* Problem details *
The records that follow must be repeated verbatim, every one of them.

* Records for the task *

"""

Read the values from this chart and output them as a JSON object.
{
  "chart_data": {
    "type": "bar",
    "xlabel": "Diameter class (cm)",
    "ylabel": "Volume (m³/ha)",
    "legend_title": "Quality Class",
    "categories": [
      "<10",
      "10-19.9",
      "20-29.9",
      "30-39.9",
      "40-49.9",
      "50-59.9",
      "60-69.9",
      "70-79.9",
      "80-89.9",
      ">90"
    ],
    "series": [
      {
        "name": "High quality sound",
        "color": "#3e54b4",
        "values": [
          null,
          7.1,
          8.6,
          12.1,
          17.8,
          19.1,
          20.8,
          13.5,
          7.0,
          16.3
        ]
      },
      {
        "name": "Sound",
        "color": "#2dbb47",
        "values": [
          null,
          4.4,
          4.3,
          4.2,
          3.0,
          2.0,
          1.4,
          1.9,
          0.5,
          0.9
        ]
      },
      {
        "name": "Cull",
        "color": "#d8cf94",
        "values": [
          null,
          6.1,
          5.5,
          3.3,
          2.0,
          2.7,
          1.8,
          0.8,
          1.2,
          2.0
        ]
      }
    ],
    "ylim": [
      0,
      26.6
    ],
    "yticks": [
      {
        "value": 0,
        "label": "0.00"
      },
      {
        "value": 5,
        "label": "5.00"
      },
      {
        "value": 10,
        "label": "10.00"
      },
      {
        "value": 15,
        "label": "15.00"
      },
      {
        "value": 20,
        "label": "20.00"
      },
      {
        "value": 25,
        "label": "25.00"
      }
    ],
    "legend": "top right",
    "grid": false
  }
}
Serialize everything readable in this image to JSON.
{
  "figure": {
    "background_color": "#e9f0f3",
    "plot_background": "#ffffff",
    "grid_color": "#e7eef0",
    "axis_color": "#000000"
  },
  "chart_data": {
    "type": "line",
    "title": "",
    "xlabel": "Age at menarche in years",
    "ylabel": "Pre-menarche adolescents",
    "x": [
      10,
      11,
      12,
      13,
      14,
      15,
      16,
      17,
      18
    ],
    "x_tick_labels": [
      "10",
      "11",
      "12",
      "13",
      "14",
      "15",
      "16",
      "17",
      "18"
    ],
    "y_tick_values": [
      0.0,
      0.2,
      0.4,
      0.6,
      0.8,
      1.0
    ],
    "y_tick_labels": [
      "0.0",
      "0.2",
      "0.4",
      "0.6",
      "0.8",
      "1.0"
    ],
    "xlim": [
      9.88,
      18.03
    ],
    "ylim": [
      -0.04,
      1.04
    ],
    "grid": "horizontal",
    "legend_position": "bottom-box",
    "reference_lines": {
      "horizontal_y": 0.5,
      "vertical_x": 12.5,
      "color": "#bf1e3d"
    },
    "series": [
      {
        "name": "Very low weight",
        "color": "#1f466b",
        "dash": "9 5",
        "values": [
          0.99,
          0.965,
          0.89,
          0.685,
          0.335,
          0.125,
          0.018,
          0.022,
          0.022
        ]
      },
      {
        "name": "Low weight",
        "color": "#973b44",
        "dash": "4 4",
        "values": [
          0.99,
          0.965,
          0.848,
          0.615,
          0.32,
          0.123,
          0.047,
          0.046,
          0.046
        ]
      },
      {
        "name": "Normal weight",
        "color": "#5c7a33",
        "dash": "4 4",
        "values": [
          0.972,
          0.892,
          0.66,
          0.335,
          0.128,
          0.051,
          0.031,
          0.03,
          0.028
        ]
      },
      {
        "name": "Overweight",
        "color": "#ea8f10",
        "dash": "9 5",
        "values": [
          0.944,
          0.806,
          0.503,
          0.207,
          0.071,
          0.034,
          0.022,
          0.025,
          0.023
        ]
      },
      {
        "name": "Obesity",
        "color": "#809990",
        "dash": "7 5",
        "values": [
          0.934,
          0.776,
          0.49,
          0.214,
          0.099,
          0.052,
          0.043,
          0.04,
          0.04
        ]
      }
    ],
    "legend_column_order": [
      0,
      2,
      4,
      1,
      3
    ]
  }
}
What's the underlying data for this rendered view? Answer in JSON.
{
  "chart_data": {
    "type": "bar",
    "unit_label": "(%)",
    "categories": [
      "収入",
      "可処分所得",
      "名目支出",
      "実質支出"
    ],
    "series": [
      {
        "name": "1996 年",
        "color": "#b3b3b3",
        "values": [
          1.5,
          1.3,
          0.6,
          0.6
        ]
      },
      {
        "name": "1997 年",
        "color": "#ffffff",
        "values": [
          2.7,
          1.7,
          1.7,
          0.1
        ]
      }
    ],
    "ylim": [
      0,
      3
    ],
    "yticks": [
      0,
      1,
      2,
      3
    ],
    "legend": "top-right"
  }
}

"""

* Result *
Read the values from this chart and output them as a JSON object.
{
  "chart_data": {
    "type": "bar",
    "xlabel": "Diameter class (cm)",
    "ylabel": "Volume (m³/ha)",
    "legend_title": "Quality Class",
    "categories": [
      "<10",
      "10-19.9",
      "20-29.9",
      "30-39.9",
      "40-49.9",
      "50-59.9",
      "60-69.9",
      "70-79.9",
      "80-89.9",
      ">90"
    ],
    "series": [
      {
        "name": "High quality sound",
        "color": "#3e54b4",
        "values": [
          null,
          7.1,
          8.6,
          12.1,
          17.8,
          19.1,
          20.8,
          13.5,
          7.0,
          16.3
        ]
      },
      {
        "name": "Sound",
        "color": "#2dbb47",
        "values": [
          null,
          4.4,
          4.3,
          4.2,
          3.0,
          2.0,
          1.4,
          1.9,
          0.5,
          0.9
        ]
      },
      {
        "name": "Cull",
        "color": "#d8cf94",
        "values": [
          null,
          6.1,
          5.5,
          3.3,
          2.0,
          2.7,
          1.8,
          0.8,
          1.2,
          2.0
        ]
      }
    ],
    "ylim": [
      0,
      26.6
    ],
    "yticks": [
      {
        "value": 0,
        "label": "0.00"
      },
      {
        "value": 5,
        "label": "5.00"
      },
      {
        "value": 10,
        "label": "10.00"
      },
      {
        "value": 15,
        "label": "15.00"
      },
      {
        "value": 20,
        "label": "20.00"
      },
      {
        "value": 25,
        "label": "25.00"
      }
    ],
    "legend": "top right",
    "grid": false
  }
}
Serialize everything readable in this image to JSON.
{
  "figure": {
    "background_color": "#e9f0f3",
    "plot_background": "#ffffff",
    "grid_color": "#e7eef0",
    "axis_color": "#000000"
  },
  "chart_data": {
    "type": "line",
    "title": "",
    "xlabel": "Age at menarche in years",
    "ylabel": "Pre-menarche adolescents",
    "x": [
      10,
      11,
      12,
      13,
      14,
      15,
      16,
      17,
      18
    ],
    "x_tick_labels": [
      "10",
      "11",
      "12",
      "13",
      "14",
      "15",
      "16",
      "17",
      "18"
    ],
    "y_tick_values": [
      0.0,
      0.2,
      0.4,
      0.6,
      0.8,
      1.0
    ],
    "y_tick_labels": [
      "0.0",
      "0.2",
      "0.4",
      "0.6",
      "0.8",
      "1.0"
    ],
    "xlim": [
      9.88,
      18.03
    ],
    "ylim": [
      -0.04,
      1.04
    ],
    "grid": "horizontal",
    "legend_position": "bottom-box",
    "reference_lines": {
      "horizontal_y": 0.5,
      "vertical_x": 12.5,
      "color": "#bf1e3d"
    },
    "series": [
      {
        "name": "Very low weight",
        "color": "#1f466b",
        "dash": "9 5",
        "values": [
          0.99,
          0.965,
          0.89,
          0.685,
          0.335,
          0.125,
          0.018,
          0.022,
          0.022
        ]
      },
      {
        "name": "Low weight",
        "color": "#973b44",
        "dash": "4 4",
        "values": [
          0.99,
          0.965,
          0.848,
          0.615,
          0.32,
          0.123,
          0.047,
          0.046,
          0.046
        ]
      },
      {
        "name": "Normal weight",
        "color": "#5c7a33",
        "dash": "4 4",
        "values": [
          0.972,
          0.892,
          0.66,
          0.335,
          0.128,
          0.051,
          0.031,
          0.03,
          0.028
        ]
      },
      {
        "name": "Overweight",
        "color": "#ea8f10",
        "dash": "9 5",
        "values": [
          0.944,
          0.806,
          0.503,
          0.207,
          0.071,
          0.034,
          0.022,
          0.025,
          0.023
        ]
      },
      {
        "name": "Obesity",
        "color": "#809990",
        "dash": "7 5",
        "values": [
          0.934,
          0.776,
          0.49,
          0.214,
          0.099,
          0.052,
          0.043,
          0.04,
          0.04
        ]
      }
    ],
    "legend_column_order": [
      0,
      2,
      4,
      1,
      3
    ]
  }
}
What's the underlying data for this rendered view? Answer in JSON.
{
  "chart_data": {
    "type": "bar",
    "unit_label": "(%)",
    "categories": [
      "収入",
      "可処分所得",
      "名目支出",
      "実質支出"
    ],
    "series": [
      {
        "name": "1996 年",
        "color": "#b3b3b3",
        "values": [
          1.5,
          1.3,
          0.6,
          0.6
        ]
      },
      {
        "name": "1997 年",
        "color": "#ffffff",
        "values": [
          2.7,
          1.7,
          1.7,
          0.1
        ]
      }
    ],
    "ylim": [
      0,
      3
    ],
    "yticks": [
      0,
      1,
      2,
      3
    ],
    "legend": "top-right"
  }
}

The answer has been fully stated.